╭──

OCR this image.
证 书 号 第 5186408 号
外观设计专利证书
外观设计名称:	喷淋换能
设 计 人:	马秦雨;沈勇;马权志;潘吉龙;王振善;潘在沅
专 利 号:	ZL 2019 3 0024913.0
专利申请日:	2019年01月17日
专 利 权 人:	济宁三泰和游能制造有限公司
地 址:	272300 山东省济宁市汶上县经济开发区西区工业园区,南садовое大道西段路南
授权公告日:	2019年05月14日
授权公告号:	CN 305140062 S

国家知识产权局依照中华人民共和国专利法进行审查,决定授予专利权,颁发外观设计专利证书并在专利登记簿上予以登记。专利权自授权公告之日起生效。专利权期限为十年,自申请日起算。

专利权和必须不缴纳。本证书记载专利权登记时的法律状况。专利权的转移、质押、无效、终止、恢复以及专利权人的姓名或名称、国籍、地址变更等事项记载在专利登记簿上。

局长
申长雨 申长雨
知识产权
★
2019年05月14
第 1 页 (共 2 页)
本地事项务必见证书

╰──

> _Short exercise_:
The lines above should be duplicated exactly.

> _Task response_:
OCR this image.
证 书 号 第 5186408 号
外观设计专利证书
外观设计名称:	喷淋换能
设 计 人:	马秦雨;沈勇;马权志;潘吉龙;王振善;潘在沅
专 利 号:	ZL 2019 3 0024913.0
专利申请日:	2019年01月17日
专 利 权 人:	济宁三泰和游能制造有限公司
地 址:	272300 山东省济宁市汶上县经济开发区西区工业园区,南садовое大道西段路南
授权公告日:	2019年05月14日
授权公告号:	CN 305140062 S

国家知识产权局依照中华人民共和国专利法进行审查,决定授予专利权,颁发外观设计专利证书并在专利登记簿上予以登记。专利权自授权公告之日起生效。专利权期限为十年,自申请日起算。

专利权和必须不缴纳。本证书记载专利权登记时的法律状况。专利权的转移、质押、无效、终止、恢复以及专利权人的姓名或名称、国籍、地址变更等事项记载在专利登记簿上。

局长
申长雨 申长雨
知识产权
★
2019年05月14
第 1 页 (共 2 页)
本地事项务必见证书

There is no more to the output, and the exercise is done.